- [Work required] Copy the lines from the one containing "bathroom-left: [51, 185, 129, 243]" to the one containing "windows: [35, 89, 612, 357]", both included, without changing anything.

- [Source records]
========================================

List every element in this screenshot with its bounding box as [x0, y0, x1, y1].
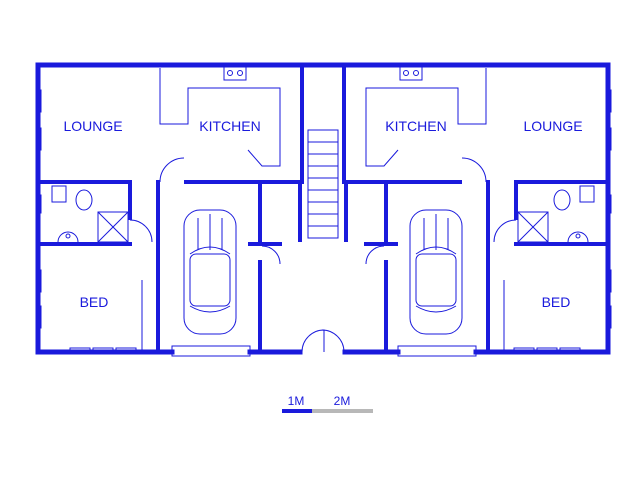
bathroom-left: [51, 185, 129, 243]
window-icon: [35, 269, 42, 293]
window-icon: [605, 269, 612, 293]
interior-walls-left: [36, 63, 304, 352]
window-icon: [92, 347, 114, 355]
window-icon: [35, 194, 42, 214]
toilet-icon: [579, 185, 595, 203]
window-icon: [536, 347, 558, 355]
room-label-kitchen-right: KITCHEN: [385, 118, 446, 134]
window-icon: [35, 89, 42, 113]
window-icon: [605, 305, 612, 329]
sink-icon: [223, 65, 247, 81]
shower-icon: [97, 211, 129, 243]
room-label-bed-left: BED: [80, 294, 109, 310]
window-icon: [605, 127, 612, 151]
window-icon: [605, 194, 612, 214]
room-label-lounge-right: LOUNGE: [523, 118, 582, 134]
door-icon: [321, 329, 345, 353]
room-label-lounge-left: LOUNGE: [63, 118, 122, 134]
window-icon: [115, 347, 137, 355]
door-icon: [493, 219, 517, 243]
windows: [35, 89, 612, 357]
window-icon: [559, 347, 581, 355]
outer-walls: [35, 62, 611, 355]
car-icon: [183, 209, 237, 335]
door-icon: [261, 245, 281, 265]
window-icon: [35, 127, 42, 151]
toilet-icon: [51, 185, 67, 203]
car-icon: [409, 209, 463, 335]
shower-icon: [517, 211, 549, 243]
garage-door: [171, 345, 251, 357]
scale-bar: 1M 2M: [282, 394, 373, 413]
bathroom-right: [517, 185, 595, 243]
basin-icon: [57, 231, 79, 243]
garage-door: [397, 345, 477, 357]
room-label-kitchen-left: KITCHEN: [199, 118, 260, 134]
toilet-icon: [75, 189, 93, 211]
stairs-icon: [307, 129, 339, 239]
basin-icon: [567, 231, 589, 243]
window-icon: [69, 347, 91, 355]
door-icon: [129, 219, 153, 243]
kitchen-right-counter: [365, 65, 487, 167]
scale-label-1m: 1M: [288, 394, 305, 408]
window-icon: [513, 347, 535, 355]
interior-walls-right: [342, 63, 610, 352]
doors: [129, 157, 517, 353]
toilet-icon: [553, 189, 571, 211]
door-icon: [301, 329, 325, 353]
door-icon: [365, 245, 385, 265]
scale-label-2m: 2M: [334, 394, 351, 408]
room-label-bed-right: BED: [542, 294, 571, 310]
window-icon: [35, 305, 42, 329]
door-icon: [159, 157, 185, 183]
kitchen-left-counter: [159, 65, 281, 167]
window-icon: [605, 89, 612, 113]
sink-icon: [399, 65, 423, 81]
door-icon: [461, 157, 487, 183]
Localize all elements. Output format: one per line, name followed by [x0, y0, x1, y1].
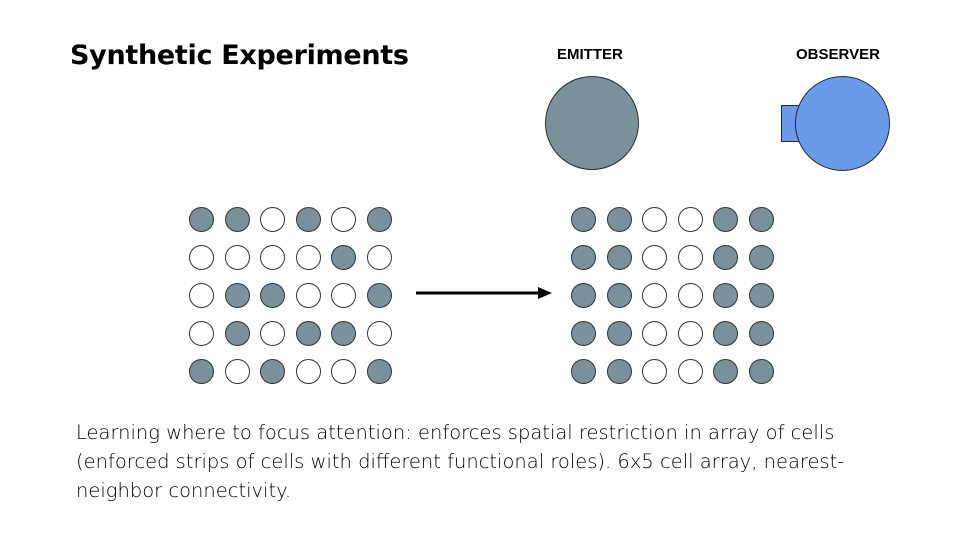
output-cell-active	[713, 283, 738, 308]
output-cell-active	[748, 245, 774, 270]
output-cell-active	[748, 283, 774, 308]
input-cell-inactive	[260, 321, 285, 346]
input-cell-inactive	[331, 359, 356, 384]
input-cell-active	[260, 359, 285, 384]
input-cell-active	[295, 321, 321, 346]
output-cell-active	[571, 283, 596, 308]
output-cell-active	[571, 359, 596, 384]
output-cell-active	[748, 321, 774, 346]
output-cell-inactive	[677, 321, 703, 346]
observer-label: OBSERVER	[796, 46, 880, 63]
input-cell-active	[295, 207, 321, 232]
output-cell-active	[606, 245, 632, 270]
input-cell-active	[224, 207, 250, 232]
output-cell-active	[713, 245, 738, 270]
output-cell-active	[606, 207, 632, 232]
output-cell-inactive	[677, 283, 703, 308]
output-cell-array	[571, 207, 774, 384]
emitter-circle	[545, 76, 639, 170]
input-cell-inactive	[224, 245, 250, 270]
input-cell-array	[189, 207, 392, 384]
input-cell-active	[224, 283, 250, 308]
output-cell-active	[606, 359, 632, 384]
output-cell-inactive	[677, 245, 703, 270]
input-cell-active	[331, 321, 356, 346]
output-cell-inactive	[642, 245, 667, 270]
output-cell-inactive	[642, 207, 667, 232]
output-cell-active	[748, 359, 774, 384]
transform-arrow	[416, 287, 552, 299]
slide-title: Synthetic Experiments	[70, 40, 409, 71]
input-cell-active	[260, 283, 285, 308]
input-cell-active	[189, 359, 214, 384]
input-cell-inactive	[295, 245, 321, 270]
input-cell-active	[366, 359, 392, 384]
output-cell-active	[606, 283, 632, 308]
output-cell-inactive	[642, 321, 667, 346]
output-cell-inactive	[677, 207, 703, 232]
input-cell-active	[224, 321, 250, 346]
input-cell-inactive	[189, 321, 214, 346]
output-cell-active	[713, 207, 738, 232]
input-cell-active	[366, 283, 392, 308]
output-cell-active	[571, 207, 596, 232]
input-cell-inactive	[366, 245, 392, 270]
input-cell-inactive	[366, 321, 392, 346]
observer-circle	[795, 76, 890, 171]
output-cell-inactive	[642, 283, 667, 308]
output-cell-active	[571, 245, 596, 270]
input-cell-inactive	[189, 283, 214, 308]
input-cell-inactive	[260, 207, 285, 232]
input-cell-active	[331, 245, 356, 270]
emitter-label: EMITTER	[557, 46, 623, 63]
input-cell-inactive	[260, 245, 285, 270]
output-cell-active	[713, 359, 738, 384]
input-cell-inactive	[331, 207, 356, 232]
output-cell-inactive	[642, 359, 667, 384]
input-cell-inactive	[189, 245, 214, 270]
input-cell-inactive	[295, 283, 321, 308]
input-cell-active	[366, 207, 392, 232]
input-cell-inactive	[331, 283, 356, 308]
output-cell-inactive	[677, 359, 703, 384]
caption-text: Learning where to focus attention: enfor…	[76, 421, 845, 502]
output-cell-active	[713, 321, 738, 346]
input-cell-active	[189, 207, 214, 232]
output-cell-active	[571, 321, 596, 346]
output-cell-active	[606, 321, 632, 346]
input-cell-inactive	[295, 359, 321, 384]
input-cell-inactive	[224, 359, 250, 384]
output-cell-active	[748, 207, 774, 232]
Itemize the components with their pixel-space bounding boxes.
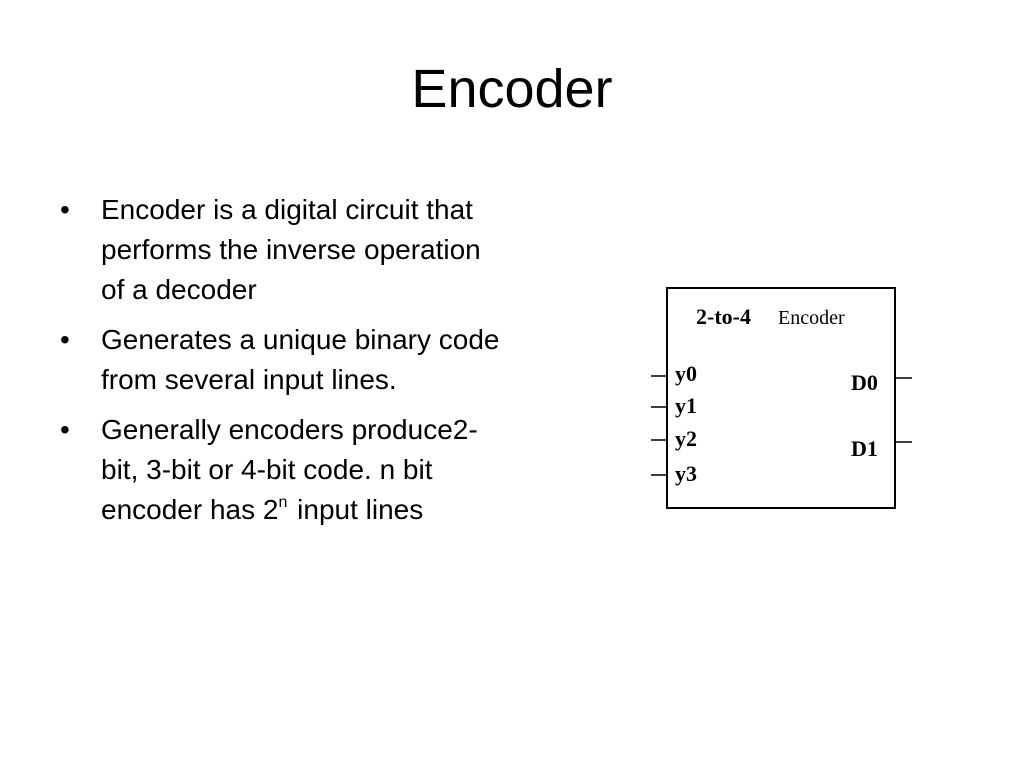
bullet-list: • Encoder is a digital circuit that perf…	[60, 190, 510, 540]
encoder-block-diagram: 2-to-4 Encoder y0 y1 y2 y3 D0 D1	[651, 287, 912, 509]
input-label-y2: y2	[675, 426, 697, 451]
bullet-dot: •	[60, 414, 70, 445]
slide-title: Encoder	[411, 59, 613, 119]
bullet-dot: •	[60, 324, 70, 355]
block-label-prefix: 2-to-4	[696, 304, 751, 329]
bullet-text: Generally encoders produce2-bit, 3-bit o…	[101, 414, 478, 525]
bullet-item: • Generally encoders produce2-bit, 3-bit…	[60, 410, 510, 530]
bullet-text-main: Generally encoders produce2-bit, 3-bit o…	[101, 414, 478, 525]
block-label-suffix: Encoder	[778, 307, 845, 329]
bullet-item: • Generates a unique binary code from se…	[60, 320, 510, 400]
input-label-y3: y3	[675, 461, 697, 486]
input-label-y1: y1	[675, 393, 697, 418]
output-label-d1: D1	[851, 436, 878, 461]
bullet-text-tail: input lines	[289, 494, 424, 525]
bullet-dot: •	[60, 194, 70, 225]
bullet-text: Encoder is a digital circuit that perfor…	[101, 194, 481, 305]
bullet-text: Generates a unique binary code from seve…	[101, 324, 500, 395]
encoder-block	[666, 287, 896, 509]
superscript-n: n	[278, 494, 288, 511]
input-label-y0: y0	[675, 361, 697, 386]
output-label-d0: D0	[851, 370, 878, 395]
bullet-item: • Encoder is a digital circuit that perf…	[60, 190, 510, 310]
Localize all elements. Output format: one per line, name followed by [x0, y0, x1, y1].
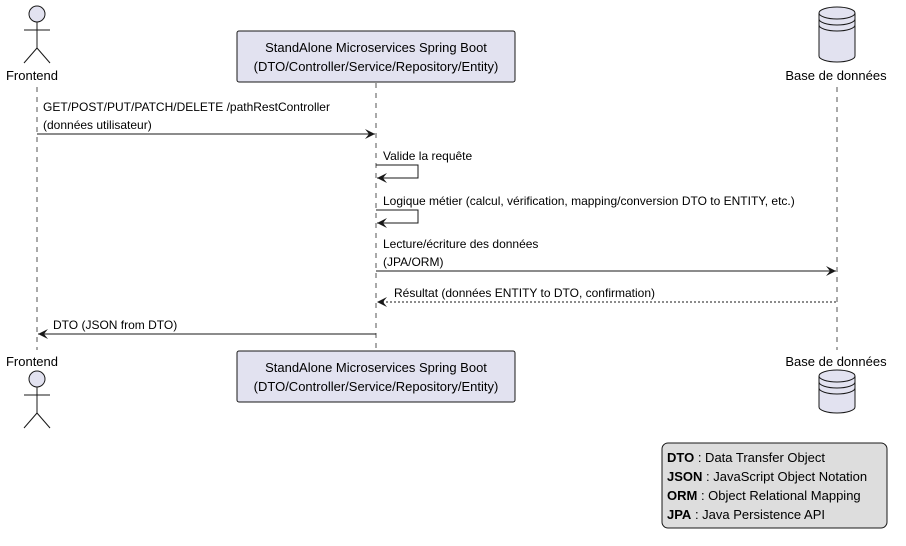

========================================

- [Solution to the problem]
bathroom-left: [51, 185, 129, 243]
window-icon: [35, 269, 42, 293]
window-icon: [605, 269, 612, 293]
interior-walls-left: [36, 63, 304, 352]
window-icon: [92, 347, 114, 355]
window-icon: [35, 194, 42, 214]
toilet-icon: [579, 185, 595, 203]
window-icon: [536, 347, 558, 355]
room-label-kitchen-right: KITCHEN: [385, 118, 446, 134]
window-icon: [35, 89, 42, 113]
window-icon: [605, 305, 612, 329]
sink-icon: [223, 65, 247, 81]
shower-icon: [97, 211, 129, 243]
room-label-bed-left: BED: [80, 294, 109, 310]
window-icon: [605, 127, 612, 151]
window-icon: [605, 194, 612, 214]
room-label-lounge-right: LOUNGE: [523, 118, 582, 134]
door-icon: [321, 329, 345, 353]
room-label-lounge-left: LOUNGE: [63, 118, 122, 134]
window-icon: [115, 347, 137, 355]
door-icon: [493, 219, 517, 243]
windows: [35, 89, 612, 357]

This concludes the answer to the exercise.